┌──

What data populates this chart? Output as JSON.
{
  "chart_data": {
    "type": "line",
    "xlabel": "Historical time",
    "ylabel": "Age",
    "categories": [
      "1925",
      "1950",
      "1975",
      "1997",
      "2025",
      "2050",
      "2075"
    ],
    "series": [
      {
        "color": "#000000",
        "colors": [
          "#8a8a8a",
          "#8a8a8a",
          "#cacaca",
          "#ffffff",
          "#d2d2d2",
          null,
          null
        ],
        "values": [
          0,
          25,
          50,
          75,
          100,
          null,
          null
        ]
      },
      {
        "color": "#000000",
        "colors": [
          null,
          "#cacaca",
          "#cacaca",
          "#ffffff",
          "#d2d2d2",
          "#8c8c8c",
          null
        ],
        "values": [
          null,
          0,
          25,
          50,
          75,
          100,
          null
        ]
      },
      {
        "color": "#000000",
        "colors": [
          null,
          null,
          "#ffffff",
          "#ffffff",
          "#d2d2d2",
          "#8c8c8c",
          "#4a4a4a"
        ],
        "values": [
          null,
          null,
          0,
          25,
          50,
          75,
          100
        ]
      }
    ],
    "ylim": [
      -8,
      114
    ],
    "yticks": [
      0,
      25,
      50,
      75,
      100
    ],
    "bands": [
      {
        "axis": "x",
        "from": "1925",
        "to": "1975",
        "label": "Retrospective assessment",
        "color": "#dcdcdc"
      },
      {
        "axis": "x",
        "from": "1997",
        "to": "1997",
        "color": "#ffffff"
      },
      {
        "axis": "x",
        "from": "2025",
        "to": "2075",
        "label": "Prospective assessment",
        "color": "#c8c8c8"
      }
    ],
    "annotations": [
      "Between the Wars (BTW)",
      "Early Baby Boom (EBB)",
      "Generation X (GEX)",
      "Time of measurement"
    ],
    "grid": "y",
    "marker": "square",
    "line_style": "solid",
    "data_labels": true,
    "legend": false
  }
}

└──

TASK REQUIREMENTS » Restate each entry exactly, skipping none.

WRITTEN REPLY »
What data populates this chart? Output as JSON.
{
  "chart_data": {
    "type": "line",
    "xlabel": "Historical time",
    "ylabel": "Age",
    "categories": [
      "1925",
      "1950",
      "1975",
      "1997",
      "2025",
      "2050",
      "2075"
    ],
    "series": [
      {
        "color": "#000000",
        "colors": [
          "#8a8a8a",
          "#8a8a8a",
          "#cacaca",
          "#ffffff",
          "#d2d2d2",
          null,
          null
        ],
        "values": [
          0,
          25,
          50,
          75,
          100,
          null,
          null
        ]
      },
      {
        "color": "#000000",
        "colors": [
          null,
          "#cacaca",
          "#cacaca",
          "#ffffff",
          "#d2d2d2",
          "#8c8c8c",
          null
        ],
        "values": [
          null,
          0,
          25,
          50,
          75,
          100,
          null
        ]
      },
      {
        "color": "#000000",
        "colors": [
          null,
          null,
          "#ffffff",
          "#ffffff",
          "#d2d2d2",
          "#8c8c8c",
          "#4a4a4a"
        ],
        "values": [
          null,
          null,
          0,
          25,
          50,
          75,
          100
        ]
      }
    ],
    "ylim": [
      -8,
      114
    ],
    "yticks": [
      0,
      25,
      50,
      75,
      100
    ],
    "bands": [
      {
        "axis": "x",
        "from": "1925",
        "to": "1975",
        "label": "Retrospective assessment",
        "color": "#dcdcdc"
      },
      {
        "axis": "x",
        "from": "1997",
        "to": "1997",
        "color": "#ffffff"
      },
      {
        "axis": "x",
        "from": "2025",
        "to": "2075",
        "label": "Prospective assessment",
        "color": "#c8c8c8"
      }
    ],
    "annotations": [
      "Between the Wars (BTW)",
      "Early Baby Boom (EBB)",
      "Generation X (GEX)",
      "Time of measurement"
    ],
    "grid": "y",
    "marker": "square",
    "line_style": "solid",
    "data_labels": true,
    "legend": false
  }
}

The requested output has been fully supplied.